» Extracted entries

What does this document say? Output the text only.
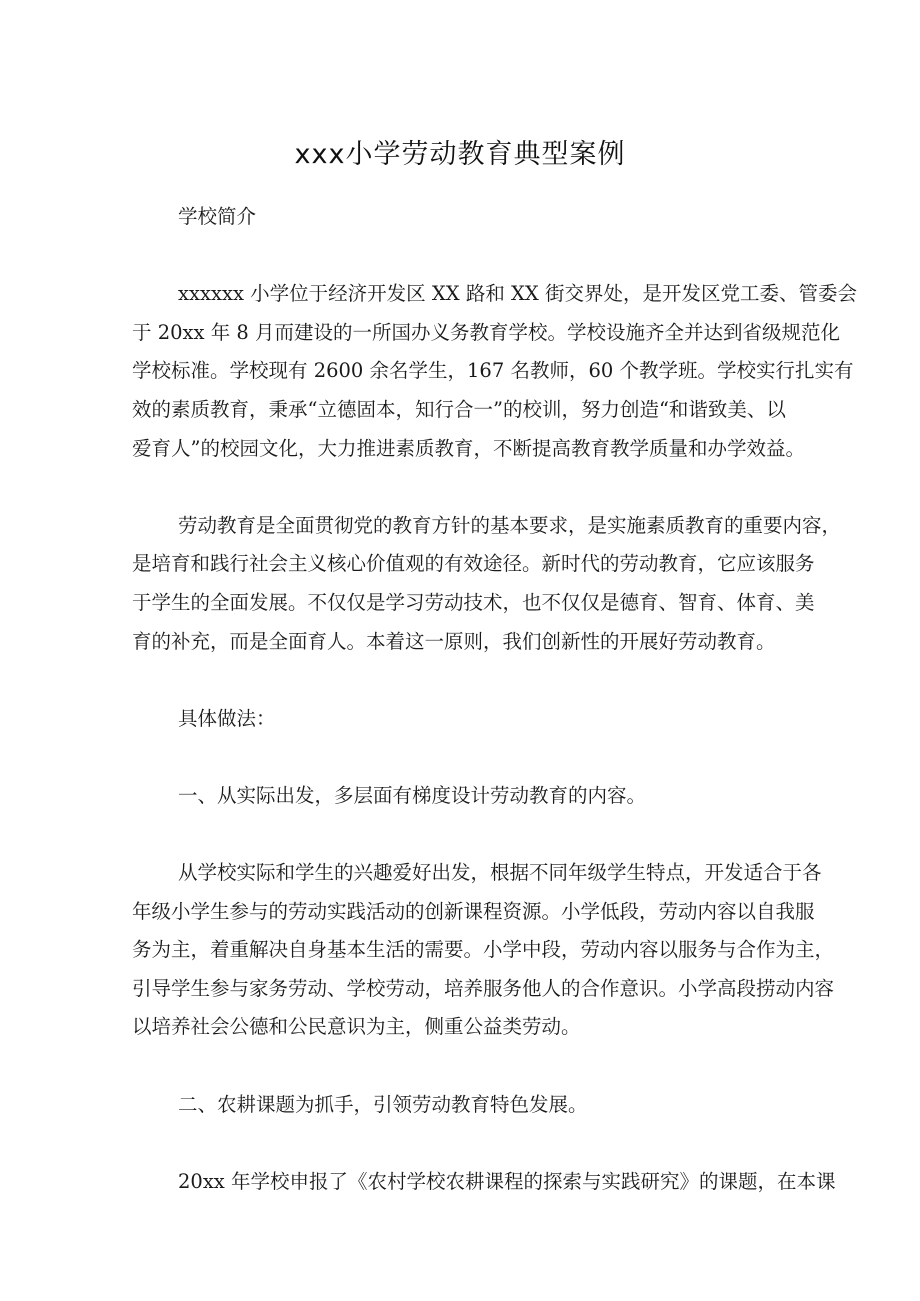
xxx小学劳动教育典型案例
学校简介
xxxxxx 小学位于经济开发区 XX 路和 XX 街交界处，是开发区党工委、管委会
于 20xx 年 8 月而建设的一所国办义务教育学校。学校设施齐全并达到省级规范化
学校标准。学校现有 2600 余名学生，167 名教师，60 个教学班。学校实行扎实有
效的素质教育，秉承“立德固本，知行合一”的校训，努力创造“和谐致美、以
爱育人”的校园文化，大力推进素质教育，不断提高教育教学质量和办学效益。
劳动教育是全面贯彻党的教育方针的基本要求，是实施素质教育的重要内容，
是培育和践行社会主义核心价值观的有效途径。新时代的劳动教育，它应该服务
于学生的全面发展。不仅仅是学习劳动技术，也不仅仅是德育、智育、体育、美
育的补充，而是全面育人。本着这一原则，我们创新性的开展好劳动教育。
具体做法：
一、从实际出发，多层面有梯度设计劳动教育的内容。
从学校实际和学生的兴趣爱好出发，根据不同年级学生特点，开发适合于各
年级小学生参与的劳动实践活动的创新课程资源。小学低段，劳动内容以自我服
务为主，着重解决自身基本生活的需要。小学中段，劳动内容以服务与合作为主，
引导学生参与家务劳动、学校劳动，培养服务他人的合作意识。小学高段捞动内容
以培养社会公德和公民意识为主，侧重公益类劳动。
二、农耕课题为抓手，引领劳动教育特色发展。
20xx 年学校申报了《农村学校农耕课程的探索与实践研究》的课题，在本课
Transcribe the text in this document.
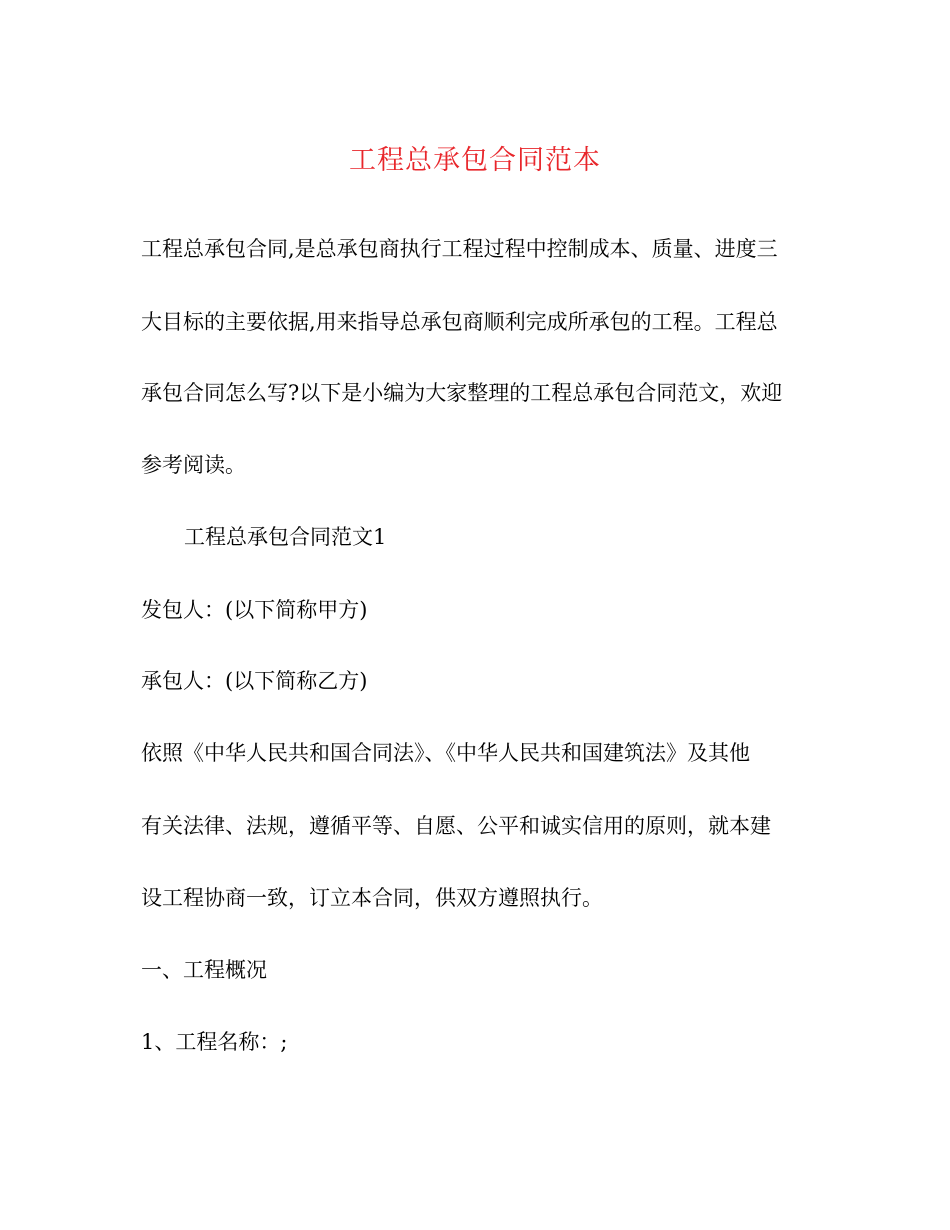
工程总承包合同范本
工程总承包合同,是总承包商执行工程过程中控制成本、质量、进度三
大目标的主要依据,用来指导总承包商顺利完成所承包的工程。工程总
承包合同怎么写?以下是小编为大家整理的工程总承包合同范文，欢迎
参考阅读。
工程总承包合同范文1
发包人：(以下简称甲方)
承包人：(以下简称乙方)
依照《中华人民共和国合同法》、《中华人民共和国建筑法》及其他
有关法律、法规，遵循平等、自愿、公平和诚实信用的原则，就本建
设工程协商一致，订立本合同，供双方遵照执行。
一、工程概况
1、工程名称：;
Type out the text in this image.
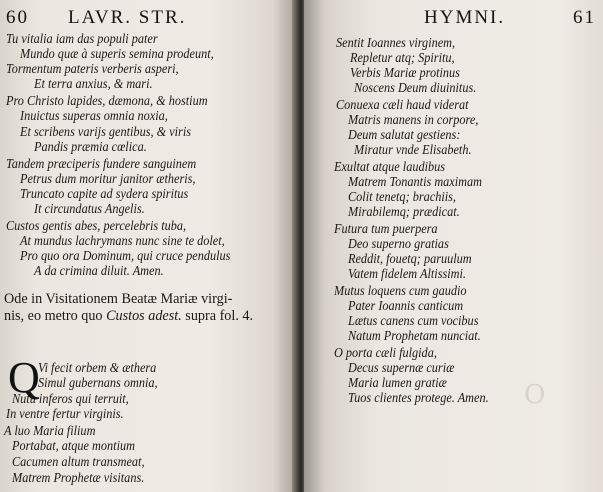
60 LAVR. STR.
Tu vitalia iam das populi pater
Mundo quæ à superis semina prodeunt,
Tormentum pateris verberis asperi,
Et terra anxius, & mari.
Pro Christo lapides, dæmona, & hostium
Inuictus superas omnia noxia,
Et scribens varijs gentibus, & viris
Pandis præmia cœlica.
Tandem præciperis fundere sanguinem
Petrus dum moritur janitor ætheris,
Truncato capite ad sydera spiritus
It circundatus Angelis.
Custos gentis abes, percelebris tuba,
At mundus lachrymans nunc sine te dolet,
Pro quo ora Dominum, qui cruce pendulus
A da crimina diluit. Amen.
Ode in Visitationem Beatæ Mariæ virgi-
nis, eo metro quo Custos adest. supra fol. 4.
Q
Vi fecit orbem & æthera
Simul gubernans omnia,
Nutu inferos qui terruit,
In ventre fertur virginis.
A luo Maria filium
Portabat, atque montium
Cacumen altum transmeat,
Matrem Prophetæ visitans.
O
HYMNI.	61
Sentit Ioannes virginem,
Repletur atq; Spiritu,
Verbis Mariæ protinus
Noscens Deum diuinitus.
Conuexa cæli haud viderat
Matris manens in corpore,
Deum salutat gestiens:
Miratur vnde Elisabeth.
Exultat atque laudibus
Matrem Tonantis maximam
Colit tenetq; brachiis,
Mirabilemq; prædicat.
Futura tum puerpera
Deo superno gratias
Reddit, fouetq; paruulum
Vatem fidelem Altissimi.
Mutus loquens cum gaudio
Pater Ioannis canticum
Lætus canens cum vocibus
Natum Prophetam nunciat.
O porta cæli fulgida,
Decus supernæ curiæ
Maria lumen gratiæ
Tuos clientes protege. Amen.
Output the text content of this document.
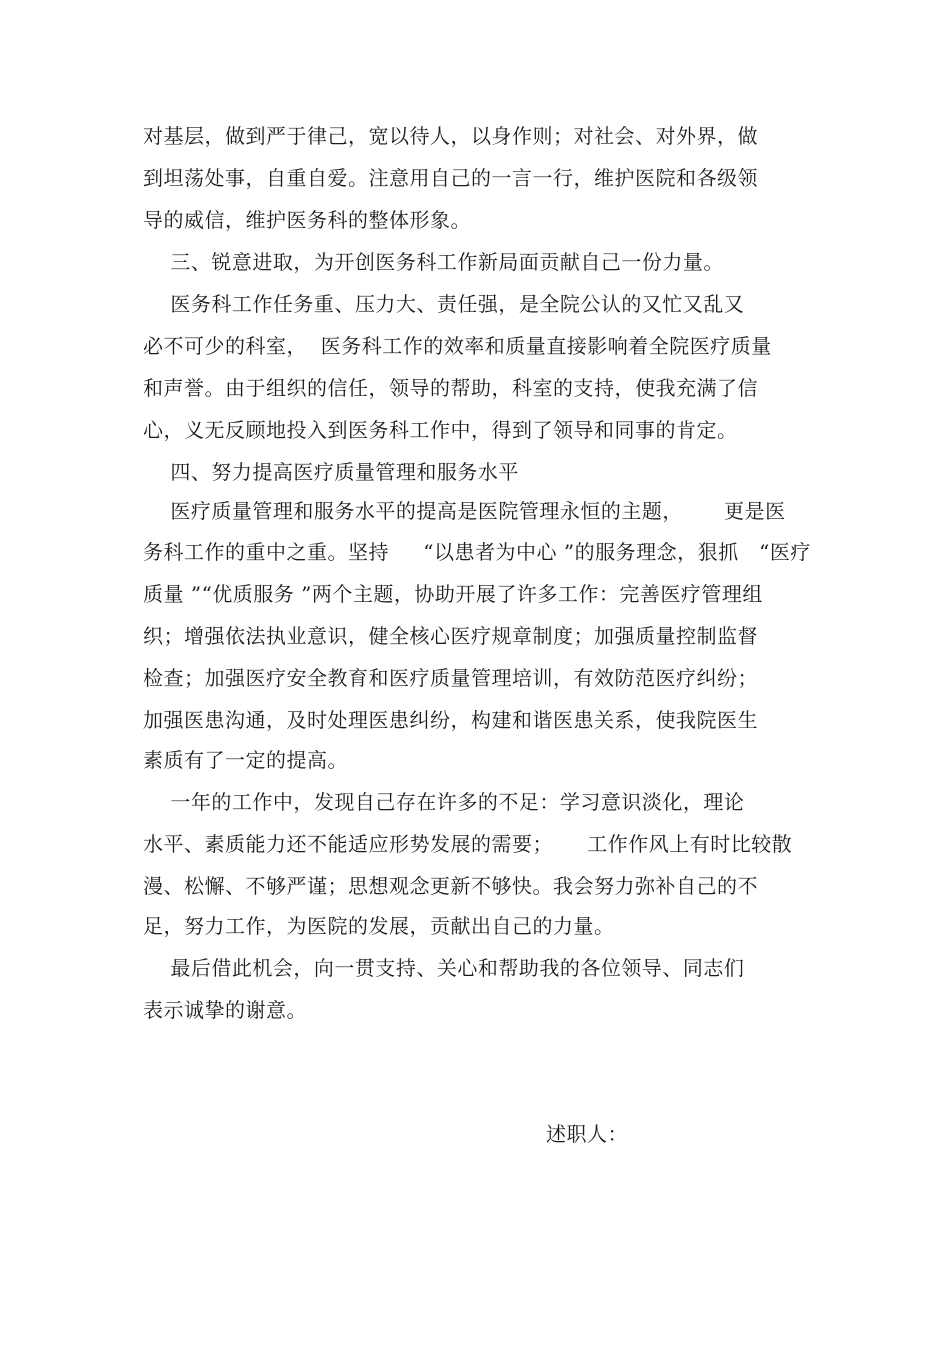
对基层，做到严于律己，宽以待人，以身作则；对社会、对外界，做
到坦荡处事，自重自爱。注意用自己的一言一行，维护医院和各级领
导的威信，维护医务科的整体形象。
三、锐意进取，为开创医务科工作新局面贡献自己一份力量。
医务科工作任务重、压力大、责任强，是全院公认的又忙又乱又
必不可少的科室，  医务科工作的效率和质量直接影响着全院医疗质量
和声誉。由于组织的信任，领导的帮助，科室的支持，使我充满了信
心，义无反顾地投入到医务科工作中，得到了领导和同事的肯定。
四、努力提高医疗质量管理和服务水平
医疗质量管理和服务水平的提高是医院管理永恒的主题，      更是医
务科工作的重中之重。坚持     “以患者为中心 ”的服务理念，狠抓   “医疗
质量 ”“优质服务 ”两个主题，协助开展了许多工作：完善医疗管理组
织；增强依法执业意识，健全核心医疗规章制度；加强质量控制监督
检查；加强医疗安全教育和医疗质量管理培训，有效防范医疗纠纷；
加强医患沟通，及时处理医患纠纷，构建和谐医患关系，使我院医生
素质有了一定的提高。
一年的工作中，发现自己存在许多的不足：学习意识淡化，理论
水平、素质能力还不能适应形势发展的需要；     工作作风上有时比较散
漫、松懈、不够严谨；思想观念更新不够快。我会努力弥补自己的不
足，努力工作，为医院的发展，贡献出自己的力量。
最后借此机会，向一贯支持、关心和帮助我的各位领导、同志们
表示诚挚的谢意。
述职人：
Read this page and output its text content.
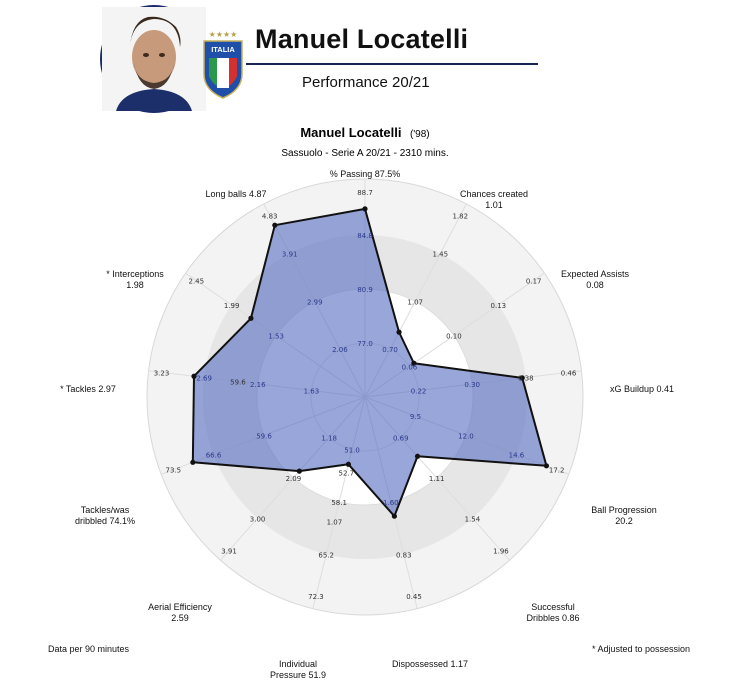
★★★★
ITALIA Manuel Locatelli
Performance 20/21
77.0
80.9
84.8
88.7
0.70
1.07
1.45
1.82
0.06
0.10
0.13
0.17
0.22
0.30
0.38
0.46
9.5
12.0
14.6
17.2
0.69
1.11
1.54
1.96
1.60
0.83
0.45
51.0
58.1
65.2
72.3
1.18
2.09
3.00
3.91
59.6
66.6
73.5
1.63
2.16
2.69
3.23
1.53
1.99
2.45
2.06
2.99
3.91
4.83
52.7
1.07
59.6
% Passing 87.5%
Chances created 1.01
Expected Assists 0.08
xG Buildup 0.41
Ball Progression 20.2
Successful Dribbles 0.86
Dispossessed 1.17
Individual Pressure 51.9
Aerial Efficiency 2.59
Tackles/was dribbled 74.1%
* Tackles 2.97
* Interceptions 1.98
Long balls 4.87
Manuel Locatelli ('98)
Sassuolo - Serie A 20/21 - 2310 mins.
Data per 90 minutes	* Adjusted to possession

» Task prompt
Isolate the lines that hold the word "document" and copy all of them.

» Answer for this exercise
What does this document say? Output the text only.
Transcribe the text in this document.
Output the text content of this document.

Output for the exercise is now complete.